## Short task
From the entries below, work out the number of lines that hold the word "title", and give that number alone.

## Entries supplied
-------

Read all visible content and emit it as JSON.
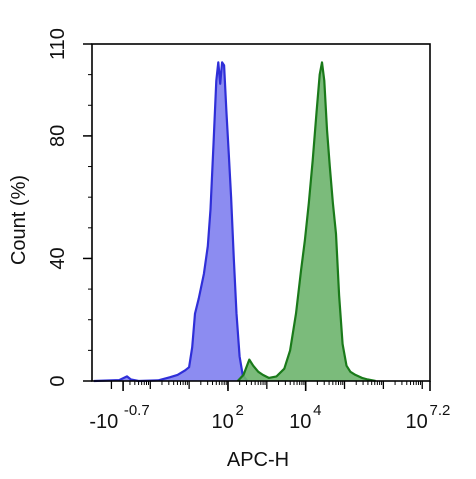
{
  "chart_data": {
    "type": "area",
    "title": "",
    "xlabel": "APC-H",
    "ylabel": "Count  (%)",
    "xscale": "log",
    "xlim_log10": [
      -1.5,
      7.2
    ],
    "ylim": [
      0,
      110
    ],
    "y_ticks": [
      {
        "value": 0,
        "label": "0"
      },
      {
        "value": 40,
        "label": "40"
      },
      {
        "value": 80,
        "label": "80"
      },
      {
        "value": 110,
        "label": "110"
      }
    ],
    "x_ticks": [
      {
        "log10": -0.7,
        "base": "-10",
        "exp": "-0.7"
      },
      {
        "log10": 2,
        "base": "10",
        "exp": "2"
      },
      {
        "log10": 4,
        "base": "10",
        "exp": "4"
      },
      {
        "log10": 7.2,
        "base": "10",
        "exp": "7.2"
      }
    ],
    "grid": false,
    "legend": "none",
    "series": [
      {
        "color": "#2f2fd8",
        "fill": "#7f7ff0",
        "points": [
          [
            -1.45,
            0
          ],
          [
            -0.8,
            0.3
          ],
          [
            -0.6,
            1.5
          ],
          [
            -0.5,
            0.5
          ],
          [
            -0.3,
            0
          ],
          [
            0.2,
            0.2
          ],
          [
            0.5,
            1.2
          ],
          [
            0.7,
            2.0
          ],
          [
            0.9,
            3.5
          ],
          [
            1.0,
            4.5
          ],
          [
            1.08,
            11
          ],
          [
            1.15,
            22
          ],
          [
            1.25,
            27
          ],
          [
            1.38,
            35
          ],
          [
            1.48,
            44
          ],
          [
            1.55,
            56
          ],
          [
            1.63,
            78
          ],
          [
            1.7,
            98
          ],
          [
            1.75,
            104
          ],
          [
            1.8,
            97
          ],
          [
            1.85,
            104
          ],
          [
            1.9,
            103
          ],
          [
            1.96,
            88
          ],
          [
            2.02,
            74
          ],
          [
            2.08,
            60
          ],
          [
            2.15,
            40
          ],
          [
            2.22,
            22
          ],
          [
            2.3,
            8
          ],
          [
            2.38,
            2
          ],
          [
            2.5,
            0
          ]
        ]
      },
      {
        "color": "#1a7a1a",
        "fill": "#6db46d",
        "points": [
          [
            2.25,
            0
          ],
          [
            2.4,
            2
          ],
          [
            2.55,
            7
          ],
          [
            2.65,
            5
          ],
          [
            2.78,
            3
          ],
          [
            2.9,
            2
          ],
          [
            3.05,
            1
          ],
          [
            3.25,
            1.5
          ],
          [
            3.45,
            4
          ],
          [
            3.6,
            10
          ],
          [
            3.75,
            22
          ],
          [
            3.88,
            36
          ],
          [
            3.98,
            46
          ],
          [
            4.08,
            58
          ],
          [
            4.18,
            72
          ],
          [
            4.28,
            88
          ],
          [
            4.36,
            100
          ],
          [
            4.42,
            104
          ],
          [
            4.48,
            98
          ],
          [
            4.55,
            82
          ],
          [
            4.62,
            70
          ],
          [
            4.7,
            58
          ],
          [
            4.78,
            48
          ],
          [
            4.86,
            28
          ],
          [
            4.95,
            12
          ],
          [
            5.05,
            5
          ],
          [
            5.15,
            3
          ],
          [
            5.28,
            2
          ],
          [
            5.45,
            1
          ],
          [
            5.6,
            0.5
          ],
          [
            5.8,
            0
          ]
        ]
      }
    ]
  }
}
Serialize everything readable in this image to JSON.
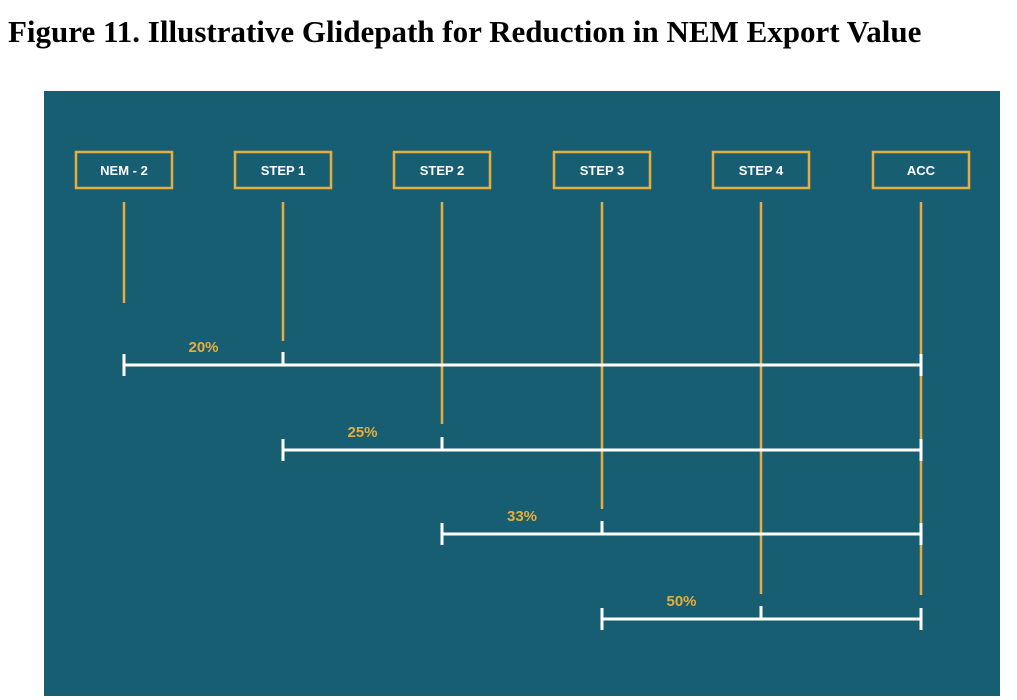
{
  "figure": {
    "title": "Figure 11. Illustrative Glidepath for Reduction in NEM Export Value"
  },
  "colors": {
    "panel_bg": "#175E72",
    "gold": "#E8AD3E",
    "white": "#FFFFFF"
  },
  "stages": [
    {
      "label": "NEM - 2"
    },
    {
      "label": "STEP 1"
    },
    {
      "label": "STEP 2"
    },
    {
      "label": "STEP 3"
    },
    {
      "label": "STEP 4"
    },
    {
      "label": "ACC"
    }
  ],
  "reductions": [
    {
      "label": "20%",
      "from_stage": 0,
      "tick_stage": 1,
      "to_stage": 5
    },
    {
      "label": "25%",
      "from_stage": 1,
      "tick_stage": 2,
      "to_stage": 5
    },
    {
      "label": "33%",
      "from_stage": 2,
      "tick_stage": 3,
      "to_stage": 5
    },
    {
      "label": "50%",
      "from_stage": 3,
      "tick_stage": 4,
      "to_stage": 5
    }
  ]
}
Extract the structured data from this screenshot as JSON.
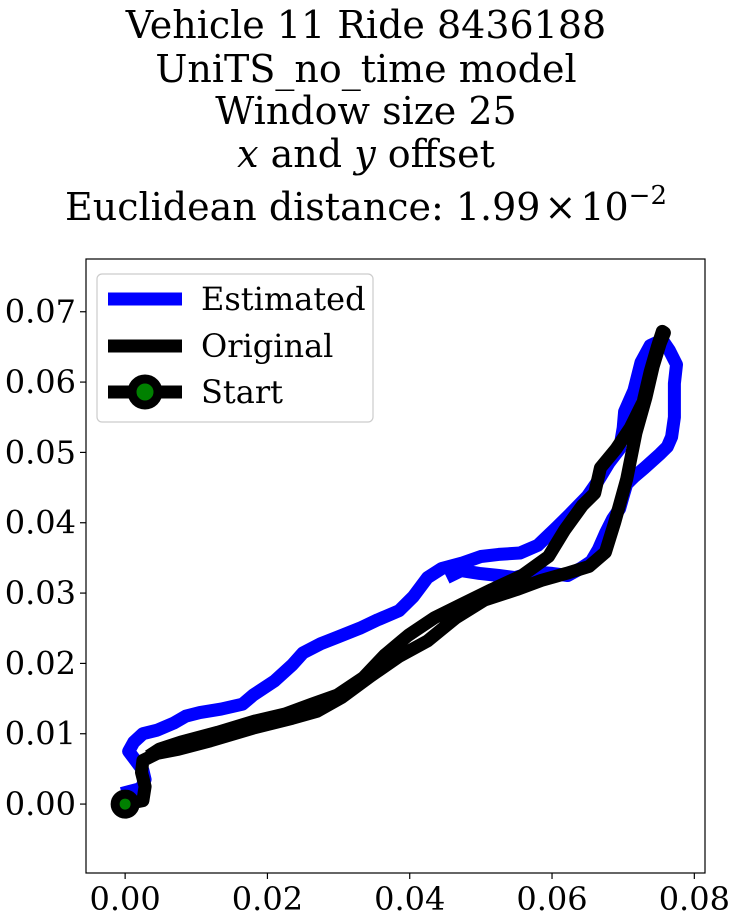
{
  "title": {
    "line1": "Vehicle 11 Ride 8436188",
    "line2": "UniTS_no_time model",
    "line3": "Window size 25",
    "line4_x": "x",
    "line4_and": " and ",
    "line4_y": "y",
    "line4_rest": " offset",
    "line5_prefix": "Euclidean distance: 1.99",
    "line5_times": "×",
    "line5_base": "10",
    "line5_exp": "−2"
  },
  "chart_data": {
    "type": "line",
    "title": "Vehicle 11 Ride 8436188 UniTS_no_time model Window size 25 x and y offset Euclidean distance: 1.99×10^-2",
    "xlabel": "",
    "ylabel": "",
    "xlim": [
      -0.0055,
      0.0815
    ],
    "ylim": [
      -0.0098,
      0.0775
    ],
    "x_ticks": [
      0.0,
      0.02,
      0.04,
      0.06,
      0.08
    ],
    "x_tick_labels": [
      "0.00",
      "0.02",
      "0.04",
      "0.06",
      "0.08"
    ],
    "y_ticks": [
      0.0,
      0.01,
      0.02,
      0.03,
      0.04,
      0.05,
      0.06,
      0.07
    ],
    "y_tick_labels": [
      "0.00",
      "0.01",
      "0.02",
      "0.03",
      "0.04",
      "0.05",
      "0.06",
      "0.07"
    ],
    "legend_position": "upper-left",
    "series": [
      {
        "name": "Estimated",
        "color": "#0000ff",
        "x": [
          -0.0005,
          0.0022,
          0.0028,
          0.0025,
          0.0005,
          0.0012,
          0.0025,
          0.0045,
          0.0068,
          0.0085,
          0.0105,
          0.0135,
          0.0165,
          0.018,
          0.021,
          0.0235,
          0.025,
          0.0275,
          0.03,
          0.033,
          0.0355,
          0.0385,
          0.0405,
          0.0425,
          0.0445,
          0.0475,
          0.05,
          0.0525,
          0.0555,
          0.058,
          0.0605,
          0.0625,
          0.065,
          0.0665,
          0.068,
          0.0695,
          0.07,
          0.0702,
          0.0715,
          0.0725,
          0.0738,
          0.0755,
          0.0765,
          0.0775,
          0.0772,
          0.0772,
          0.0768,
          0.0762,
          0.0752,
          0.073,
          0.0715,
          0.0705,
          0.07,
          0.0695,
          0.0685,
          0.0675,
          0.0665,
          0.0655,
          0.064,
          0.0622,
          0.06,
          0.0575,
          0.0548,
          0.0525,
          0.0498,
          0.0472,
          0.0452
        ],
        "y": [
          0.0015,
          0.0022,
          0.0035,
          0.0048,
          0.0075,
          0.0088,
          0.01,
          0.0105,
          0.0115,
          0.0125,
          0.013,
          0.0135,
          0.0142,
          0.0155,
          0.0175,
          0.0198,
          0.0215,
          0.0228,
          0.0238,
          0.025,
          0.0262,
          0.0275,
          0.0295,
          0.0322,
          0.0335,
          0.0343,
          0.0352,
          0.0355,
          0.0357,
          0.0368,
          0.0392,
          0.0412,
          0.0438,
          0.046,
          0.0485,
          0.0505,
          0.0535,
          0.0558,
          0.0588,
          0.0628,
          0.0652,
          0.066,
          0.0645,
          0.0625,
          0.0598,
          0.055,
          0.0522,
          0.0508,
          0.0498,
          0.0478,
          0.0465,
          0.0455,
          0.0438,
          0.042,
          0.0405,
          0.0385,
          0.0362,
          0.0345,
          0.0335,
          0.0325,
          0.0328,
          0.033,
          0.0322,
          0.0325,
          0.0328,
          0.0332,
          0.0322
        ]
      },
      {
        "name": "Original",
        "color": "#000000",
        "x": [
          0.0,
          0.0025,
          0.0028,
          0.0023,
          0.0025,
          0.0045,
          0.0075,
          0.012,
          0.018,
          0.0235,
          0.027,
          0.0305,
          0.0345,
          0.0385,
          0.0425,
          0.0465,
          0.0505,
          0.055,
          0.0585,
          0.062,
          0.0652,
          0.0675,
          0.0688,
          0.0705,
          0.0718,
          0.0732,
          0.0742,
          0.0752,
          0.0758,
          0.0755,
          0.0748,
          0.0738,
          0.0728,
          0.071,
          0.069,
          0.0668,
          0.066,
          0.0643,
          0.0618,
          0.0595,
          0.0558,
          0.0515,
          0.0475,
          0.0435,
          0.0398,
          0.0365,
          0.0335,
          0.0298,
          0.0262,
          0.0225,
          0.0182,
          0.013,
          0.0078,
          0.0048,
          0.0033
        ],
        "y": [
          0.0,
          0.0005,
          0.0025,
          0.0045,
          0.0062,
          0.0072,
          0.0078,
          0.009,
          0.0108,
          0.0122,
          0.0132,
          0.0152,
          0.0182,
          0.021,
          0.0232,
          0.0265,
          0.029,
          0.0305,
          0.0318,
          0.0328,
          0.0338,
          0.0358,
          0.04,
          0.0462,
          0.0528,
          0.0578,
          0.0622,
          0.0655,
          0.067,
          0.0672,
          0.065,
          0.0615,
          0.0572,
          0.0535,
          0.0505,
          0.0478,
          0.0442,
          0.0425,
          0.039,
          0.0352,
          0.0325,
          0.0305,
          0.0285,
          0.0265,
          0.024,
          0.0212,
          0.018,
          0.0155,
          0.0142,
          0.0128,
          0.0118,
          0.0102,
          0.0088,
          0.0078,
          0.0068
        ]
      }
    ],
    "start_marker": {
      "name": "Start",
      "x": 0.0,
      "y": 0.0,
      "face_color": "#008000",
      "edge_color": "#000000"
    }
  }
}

-------

## Response for this exercise
4